(Data entries for graphics)
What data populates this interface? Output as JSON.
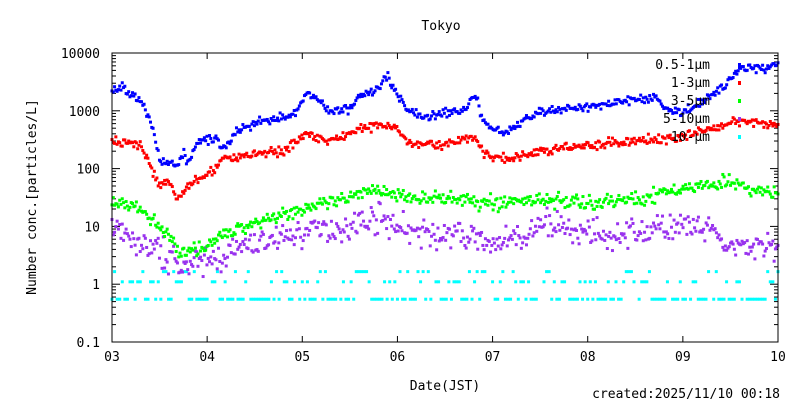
{
  "chart_data": {
    "type": "scatter",
    "title": "Tokyo",
    "xlabel": "Date(JST)",
    "ylabel": "Number conc.[particles/L]",
    "yscale": "log",
    "ylim": [
      0.1,
      10000
    ],
    "xlim": [
      3,
      10
    ],
    "xticks": [
      {
        "v": 3,
        "label": "03"
      },
      {
        "v": 4,
        "label": "04"
      },
      {
        "v": 5,
        "label": "05"
      },
      {
        "v": 6,
        "label": "06"
      },
      {
        "v": 7,
        "label": "07"
      },
      {
        "v": 8,
        "label": "08"
      },
      {
        "v": 9,
        "label": "09"
      },
      {
        "v": 10,
        "label": "10"
      }
    ],
    "yticks": [
      {
        "v": 0.1,
        "label": "0.1"
      },
      {
        "v": 1,
        "label": "1"
      },
      {
        "v": 10,
        "label": "10"
      },
      {
        "v": 100,
        "label": "100"
      },
      {
        "v": 1000,
        "label": "1000"
      },
      {
        "v": 10000,
        "label": "10000"
      }
    ],
    "legend_position": "top-right",
    "series": [
      {
        "name": "0.5-1μm",
        "color": "#0000ff",
        "noise": 0.12,
        "points": [
          [
            3,
            2000
          ],
          [
            3.1,
            2800
          ],
          [
            3.2,
            2000
          ],
          [
            3.3,
            1500
          ],
          [
            3.4,
            700
          ],
          [
            3.5,
            150
          ],
          [
            3.6,
            120
          ],
          [
            3.7,
            120
          ],
          [
            3.75,
            200
          ],
          [
            3.8,
            120
          ],
          [
            3.9,
            300
          ],
          [
            4,
            300
          ],
          [
            4.1,
            350
          ],
          [
            4.15,
            200
          ],
          [
            4.3,
            400
          ],
          [
            4.5,
            600
          ],
          [
            4.7,
            700
          ],
          [
            4.9,
            800
          ],
          [
            5,
            1500
          ],
          [
            5.05,
            2000
          ],
          [
            5.1,
            1800
          ],
          [
            5.3,
            1000
          ],
          [
            5.5,
            1100
          ],
          [
            5.6,
            1800
          ],
          [
            5.8,
            2500
          ],
          [
            5.9,
            4000
          ],
          [
            6,
            2000
          ],
          [
            6.1,
            1000
          ],
          [
            6.3,
            800
          ],
          [
            6.5,
            900
          ],
          [
            6.7,
            1000
          ],
          [
            6.82,
            1900
          ],
          [
            6.9,
            700
          ],
          [
            7,
            500
          ],
          [
            7.1,
            400
          ],
          [
            7.2,
            500
          ],
          [
            7.4,
            800
          ],
          [
            7.6,
            1000
          ],
          [
            7.8,
            1100
          ],
          [
            8,
            1200
          ],
          [
            8.2,
            1300
          ],
          [
            8.4,
            1500
          ],
          [
            8.6,
            1600
          ],
          [
            8.7,
            1800
          ],
          [
            8.8,
            1200
          ],
          [
            8.9,
            1000
          ],
          [
            9,
            900
          ],
          [
            9.2,
            1500
          ],
          [
            9.4,
            2500
          ],
          [
            9.5,
            3500
          ],
          [
            9.6,
            5000
          ],
          [
            9.7,
            6000
          ],
          [
            9.8,
            5000
          ],
          [
            10,
            6500
          ]
        ]
      },
      {
        "name": "1-3μm",
        "color": "#ff0000",
        "noise": 0.12,
        "points": [
          [
            3,
            300
          ],
          [
            3.3,
            250
          ],
          [
            3.5,
            50
          ],
          [
            3.6,
            60
          ],
          [
            3.7,
            30
          ],
          [
            3.8,
            50
          ],
          [
            4,
            80
          ],
          [
            4.2,
            150
          ],
          [
            4.5,
            180
          ],
          [
            4.8,
            200
          ],
          [
            5,
            350
          ],
          [
            5.1,
            400
          ],
          [
            5.3,
            300
          ],
          [
            5.6,
            450
          ],
          [
            5.8,
            600
          ],
          [
            6,
            500
          ],
          [
            6.1,
            300
          ],
          [
            6.5,
            250
          ],
          [
            6.8,
            350
          ],
          [
            6.9,
            200
          ],
          [
            7,
            150
          ],
          [
            7.2,
            150
          ],
          [
            7.5,
            200
          ],
          [
            8,
            250
          ],
          [
            8.5,
            300
          ],
          [
            9,
            350
          ],
          [
            9.3,
            500
          ],
          [
            9.6,
            700
          ],
          [
            9.8,
            600
          ],
          [
            10,
            550
          ]
        ]
      },
      {
        "name": "3-5μm",
        "color": "#00ff00",
        "noise": 0.18,
        "points": [
          [
            3,
            25
          ],
          [
            3.3,
            20
          ],
          [
            3.5,
            10
          ],
          [
            3.7,
            4
          ],
          [
            3.9,
            4
          ],
          [
            4.1,
            6
          ],
          [
            4.5,
            12
          ],
          [
            5,
            20
          ],
          [
            5.5,
            30
          ],
          [
            5.8,
            45
          ],
          [
            6,
            35
          ],
          [
            6.5,
            30
          ],
          [
            7,
            25
          ],
          [
            7.5,
            30
          ],
          [
            8,
            25
          ],
          [
            8.5,
            30
          ],
          [
            9,
            45
          ],
          [
            9.4,
            60
          ],
          [
            9.7,
            45
          ],
          [
            10,
            35
          ]
        ]
      },
      {
        "name": "5-10μm",
        "color": "#9933ee",
        "noise": 0.35,
        "points": [
          [
            3,
            8
          ],
          [
            3.3,
            5
          ],
          [
            3.6,
            3
          ],
          [
            3.8,
            2
          ],
          [
            4,
            2.5
          ],
          [
            4.5,
            5
          ],
          [
            5,
            8
          ],
          [
            5.5,
            10
          ],
          [
            5.8,
            15
          ],
          [
            6,
            10
          ],
          [
            6.3,
            7
          ],
          [
            6.7,
            7
          ],
          [
            7,
            5
          ],
          [
            7.3,
            6
          ],
          [
            7.6,
            12
          ],
          [
            8,
            7
          ],
          [
            8.5,
            8
          ],
          [
            9,
            10
          ],
          [
            9.3,
            8
          ],
          [
            9.5,
            4
          ],
          [
            10,
            5
          ]
        ]
      },
      {
        "name": "10-μm",
        "color": "#00ffff",
        "levels": [
          0.55,
          1.1,
          1.65
        ]
      }
    ]
  },
  "footer": {
    "created": "created:2025/11/10 00:18"
  }
}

▸ **Problem to solve**
Restate the entire listing word for word, excluding pictures.

▸ **Task result**
What data populates this interface? Output as JSON.
{
  "chart_data": {
    "type": "scatter",
    "title": "Tokyo",
    "xlabel": "Date(JST)",
    "ylabel": "Number conc.[particles/L]",
    "yscale": "log",
    "ylim": [
      0.1,
      10000
    ],
    "xlim": [
      3,
      10
    ],
    "xticks": [
      {
        "v": 3,
        "label": "03"
      },
      {
        "v": 4,
        "label": "04"
      },
      {
        "v": 5,
        "label": "05"
      },
      {
        "v": 6,
        "label": "06"
      },
      {
        "v": 7,
        "label": "07"
      },
      {
        "v": 8,
        "label": "08"
      },
      {
        "v": 9,
        "label": "09"
      },
      {
        "v": 10,
        "label": "10"
      }
    ],
    "yticks": [
      {
        "v": 0.1,
        "label": "0.1"
      },
      {
        "v": 1,
        "label": "1"
      },
      {
        "v": 10,
        "label": "10"
      },
      {
        "v": 100,
        "label": "100"
      },
      {
        "v": 1000,
        "label": "1000"
      },
      {
        "v": 10000,
        "label": "10000"
      }
    ],
    "legend_position": "top-right",
    "series": [
      {
        "name": "0.5-1μm",
        "color": "#0000ff",
        "noise": 0.12,
        "points": [
          [
            3,
            2000
          ],
          [
            3.1,
            2800
          ],
          [
            3.2,
            2000
          ],
          [
            3.3,
            1500
          ],
          [
            3.4,
            700
          ],
          [
            3.5,
            150
          ],
          [
            3.6,
            120
          ],
          [
            3.7,
            120
          ],
          [
            3.75,
            200
          ],
          [
            3.8,
            120
          ],
          [
            3.9,
            300
          ],
          [
            4,
            300
          ],
          [
            4.1,
            350
          ],
          [
            4.15,
            200
          ],
          [
            4.3,
            400
          ],
          [
            4.5,
            600
          ],
          [
            4.7,
            700
          ],
          [
            4.9,
            800
          ],
          [
            5,
            1500
          ],
          [
            5.05,
            2000
          ],
          [
            5.1,
            1800
          ],
          [
            5.3,
            1000
          ],
          [
            5.5,
            1100
          ],
          [
            5.6,
            1800
          ],
          [
            5.8,
            2500
          ],
          [
            5.9,
            4000
          ],
          [
            6,
            2000
          ],
          [
            6.1,
            1000
          ],
          [
            6.3,
            800
          ],
          [
            6.5,
            900
          ],
          [
            6.7,
            1000
          ],
          [
            6.82,
            1900
          ],
          [
            6.9,
            700
          ],
          [
            7,
            500
          ],
          [
            7.1,
            400
          ],
          [
            7.2,
            500
          ],
          [
            7.4,
            800
          ],
          [
            7.6,
            1000
          ],
          [
            7.8,
            1100
          ],
          [
            8,
            1200
          ],
          [
            8.2,
            1300
          ],
          [
            8.4,
            1500
          ],
          [
            8.6,
            1600
          ],
          [
            8.7,
            1800
          ],
          [
            8.8,
            1200
          ],
          [
            8.9,
            1000
          ],
          [
            9,
            900
          ],
          [
            9.2,
            1500
          ],
          [
            9.4,
            2500
          ],
          [
            9.5,
            3500
          ],
          [
            9.6,
            5000
          ],
          [
            9.7,
            6000
          ],
          [
            9.8,
            5000
          ],
          [
            10,
            6500
          ]
        ]
      },
      {
        "name": "1-3μm",
        "color": "#ff0000",
        "noise": 0.12,
        "points": [
          [
            3,
            300
          ],
          [
            3.3,
            250
          ],
          [
            3.5,
            50
          ],
          [
            3.6,
            60
          ],
          [
            3.7,
            30
          ],
          [
            3.8,
            50
          ],
          [
            4,
            80
          ],
          [
            4.2,
            150
          ],
          [
            4.5,
            180
          ],
          [
            4.8,
            200
          ],
          [
            5,
            350
          ],
          [
            5.1,
            400
          ],
          [
            5.3,
            300
          ],
          [
            5.6,
            450
          ],
          [
            5.8,
            600
          ],
          [
            6,
            500
          ],
          [
            6.1,
            300
          ],
          [
            6.5,
            250
          ],
          [
            6.8,
            350
          ],
          [
            6.9,
            200
          ],
          [
            7,
            150
          ],
          [
            7.2,
            150
          ],
          [
            7.5,
            200
          ],
          [
            8,
            250
          ],
          [
            8.5,
            300
          ],
          [
            9,
            350
          ],
          [
            9.3,
            500
          ],
          [
            9.6,
            700
          ],
          [
            9.8,
            600
          ],
          [
            10,
            550
          ]
        ]
      },
      {
        "name": "3-5μm",
        "color": "#00ff00",
        "noise": 0.18,
        "points": [
          [
            3,
            25
          ],
          [
            3.3,
            20
          ],
          [
            3.5,
            10
          ],
          [
            3.7,
            4
          ],
          [
            3.9,
            4
          ],
          [
            4.1,
            6
          ],
          [
            4.5,
            12
          ],
          [
            5,
            20
          ],
          [
            5.5,
            30
          ],
          [
            5.8,
            45
          ],
          [
            6,
            35
          ],
          [
            6.5,
            30
          ],
          [
            7,
            25
          ],
          [
            7.5,
            30
          ],
          [
            8,
            25
          ],
          [
            8.5,
            30
          ],
          [
            9,
            45
          ],
          [
            9.4,
            60
          ],
          [
            9.7,
            45
          ],
          [
            10,
            35
          ]
        ]
      },
      {
        "name": "5-10μm",
        "color": "#9933ee",
        "noise": 0.35,
        "points": [
          [
            3,
            8
          ],
          [
            3.3,
            5
          ],
          [
            3.6,
            3
          ],
          [
            3.8,
            2
          ],
          [
            4,
            2.5
          ],
          [
            4.5,
            5
          ],
          [
            5,
            8
          ],
          [
            5.5,
            10
          ],
          [
            5.8,
            15
          ],
          [
            6,
            10
          ],
          [
            6.3,
            7
          ],
          [
            6.7,
            7
          ],
          [
            7,
            5
          ],
          [
            7.3,
            6
          ],
          [
            7.6,
            12
          ],
          [
            8,
            7
          ],
          [
            8.5,
            8
          ],
          [
            9,
            10
          ],
          [
            9.3,
            8
          ],
          [
            9.5,
            4
          ],
          [
            10,
            5
          ]
        ]
      },
      {
        "name": "10-μm",
        "color": "#00ffff",
        "levels": [
          0.55,
          1.1,
          1.65
        ]
      }
    ]
  },
  "footer": {
    "created": "created:2025/11/10 00:18"
  }
}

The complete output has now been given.